Posted on January 26, 2012

An ancient Greek legend tells the story of Pandora who, at a time when the world was young and blissful, was given a box of gifts from the gods, and told never to open it. After a time, her curiosity got the better of her;she lifted the lid, and out flew all the ills - pain, sorrow, disease, envy, anger, etc. - that plague us today. Hurriedly she slammed the lid back, leaving just one thing inside. Then she heard a small voice pleading to be released, offering to help and heal. She lifted the lid carefully, releasing hope into the world...

Sometimes the archive feels a bit like a 'Pandora's box', doesn't it; especially when it holds fragments of a difficult past that have the power to re-open old wounds, confront the reader with information that dashes expectations, expose uncomfortable truths and reveal hurtful secrets - and offer hope for a more just future.

============

**Directions**
Can you reproduce the whole post on Pandora's box and the archive word for word? The rows that come next aren't needed for anything here.

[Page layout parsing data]
============

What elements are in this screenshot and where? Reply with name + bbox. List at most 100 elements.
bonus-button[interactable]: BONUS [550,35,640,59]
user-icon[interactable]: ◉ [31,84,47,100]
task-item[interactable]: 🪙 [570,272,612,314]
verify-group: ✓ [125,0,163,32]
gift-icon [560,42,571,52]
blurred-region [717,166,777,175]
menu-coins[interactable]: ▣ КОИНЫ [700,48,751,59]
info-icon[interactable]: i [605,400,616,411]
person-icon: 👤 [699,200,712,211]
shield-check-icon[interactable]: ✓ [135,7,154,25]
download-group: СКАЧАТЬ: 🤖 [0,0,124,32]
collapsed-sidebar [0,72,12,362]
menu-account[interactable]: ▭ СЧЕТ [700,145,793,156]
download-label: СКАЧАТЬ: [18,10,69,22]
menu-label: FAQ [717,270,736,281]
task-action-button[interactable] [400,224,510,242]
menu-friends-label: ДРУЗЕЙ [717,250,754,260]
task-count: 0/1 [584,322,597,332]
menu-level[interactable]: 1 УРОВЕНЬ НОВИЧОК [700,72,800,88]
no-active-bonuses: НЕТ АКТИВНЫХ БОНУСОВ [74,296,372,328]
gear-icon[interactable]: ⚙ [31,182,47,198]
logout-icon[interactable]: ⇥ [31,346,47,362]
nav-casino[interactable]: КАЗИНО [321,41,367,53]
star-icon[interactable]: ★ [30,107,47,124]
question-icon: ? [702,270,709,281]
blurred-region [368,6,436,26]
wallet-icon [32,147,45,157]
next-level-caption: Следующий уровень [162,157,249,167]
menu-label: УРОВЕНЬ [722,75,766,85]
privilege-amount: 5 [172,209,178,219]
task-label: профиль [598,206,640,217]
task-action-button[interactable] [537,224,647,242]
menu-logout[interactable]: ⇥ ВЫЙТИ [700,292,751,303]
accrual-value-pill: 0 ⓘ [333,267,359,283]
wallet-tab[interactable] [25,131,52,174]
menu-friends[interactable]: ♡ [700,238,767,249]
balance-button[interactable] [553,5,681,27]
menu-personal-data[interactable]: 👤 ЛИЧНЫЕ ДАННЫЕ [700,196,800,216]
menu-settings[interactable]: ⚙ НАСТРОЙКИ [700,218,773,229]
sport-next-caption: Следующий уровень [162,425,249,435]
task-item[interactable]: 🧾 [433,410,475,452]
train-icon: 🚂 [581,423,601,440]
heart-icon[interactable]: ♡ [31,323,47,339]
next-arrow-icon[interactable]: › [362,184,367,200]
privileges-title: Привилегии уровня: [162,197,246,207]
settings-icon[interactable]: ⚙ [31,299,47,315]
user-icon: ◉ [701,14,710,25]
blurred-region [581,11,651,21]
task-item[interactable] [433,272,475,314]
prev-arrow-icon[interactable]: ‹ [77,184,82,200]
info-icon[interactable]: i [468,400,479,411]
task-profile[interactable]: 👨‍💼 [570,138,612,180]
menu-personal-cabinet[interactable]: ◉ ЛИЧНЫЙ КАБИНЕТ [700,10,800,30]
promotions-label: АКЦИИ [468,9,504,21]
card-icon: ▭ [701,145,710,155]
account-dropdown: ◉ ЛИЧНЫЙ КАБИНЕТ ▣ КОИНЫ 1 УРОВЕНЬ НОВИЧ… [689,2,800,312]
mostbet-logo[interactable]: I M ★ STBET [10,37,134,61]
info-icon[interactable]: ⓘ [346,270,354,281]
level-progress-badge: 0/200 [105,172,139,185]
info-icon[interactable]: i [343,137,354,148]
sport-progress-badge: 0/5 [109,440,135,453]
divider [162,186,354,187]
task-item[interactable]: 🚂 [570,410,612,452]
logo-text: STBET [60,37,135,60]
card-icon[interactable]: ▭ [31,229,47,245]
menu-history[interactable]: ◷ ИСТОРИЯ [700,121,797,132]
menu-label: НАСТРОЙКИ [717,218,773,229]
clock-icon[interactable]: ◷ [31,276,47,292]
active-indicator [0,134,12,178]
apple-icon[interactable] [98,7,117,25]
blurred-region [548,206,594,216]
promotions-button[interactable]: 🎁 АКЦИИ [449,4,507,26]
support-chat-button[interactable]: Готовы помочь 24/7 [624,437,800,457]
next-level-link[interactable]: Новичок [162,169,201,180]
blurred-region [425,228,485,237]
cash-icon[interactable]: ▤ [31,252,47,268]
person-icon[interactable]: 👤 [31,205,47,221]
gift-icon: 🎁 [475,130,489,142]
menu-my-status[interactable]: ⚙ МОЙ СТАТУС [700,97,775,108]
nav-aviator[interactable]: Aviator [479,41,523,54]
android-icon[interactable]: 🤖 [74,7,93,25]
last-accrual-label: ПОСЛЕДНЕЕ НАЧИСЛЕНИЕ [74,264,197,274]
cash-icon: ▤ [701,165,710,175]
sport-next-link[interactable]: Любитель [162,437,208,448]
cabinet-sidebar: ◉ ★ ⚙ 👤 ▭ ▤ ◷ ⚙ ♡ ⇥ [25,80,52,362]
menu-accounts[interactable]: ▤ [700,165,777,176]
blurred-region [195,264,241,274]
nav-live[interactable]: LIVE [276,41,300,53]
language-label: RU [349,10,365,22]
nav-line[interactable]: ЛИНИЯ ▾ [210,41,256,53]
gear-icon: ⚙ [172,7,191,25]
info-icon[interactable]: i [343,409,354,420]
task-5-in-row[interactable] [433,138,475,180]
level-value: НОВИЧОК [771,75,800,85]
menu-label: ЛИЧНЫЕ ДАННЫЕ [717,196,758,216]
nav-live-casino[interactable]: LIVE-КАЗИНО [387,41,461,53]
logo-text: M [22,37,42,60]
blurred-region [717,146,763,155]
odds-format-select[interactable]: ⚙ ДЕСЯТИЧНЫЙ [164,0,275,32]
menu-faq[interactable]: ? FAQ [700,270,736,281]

============

**Exercise answer**
Posted on January 26, 2012

An ancient Greek legend tells the story of Pandora who, at a time when the world was young and blissful, was given a box of gifts from the gods, and told never to open it. After a time, her curiosity got the better of her;she lifted the lid, and out flew all the ills - pain, sorrow, disease, envy, anger, etc. - that plague us today. Hurriedly she slammed the lid back, leaving just one thing inside. Then she heard a small voice pleading to be released, offering to help and heal. She lifted the lid carefully, releasing hope into the world...

Sometimes the archive feels a bit like a 'Pandora's box', doesn't it; especially when it holds fragments of a difficult past that have the power to re-open old wounds, confront the reader with information that dashes expectations, expose uncomfortable truths and reveal hurtful secrets - and offer hope for a more just future.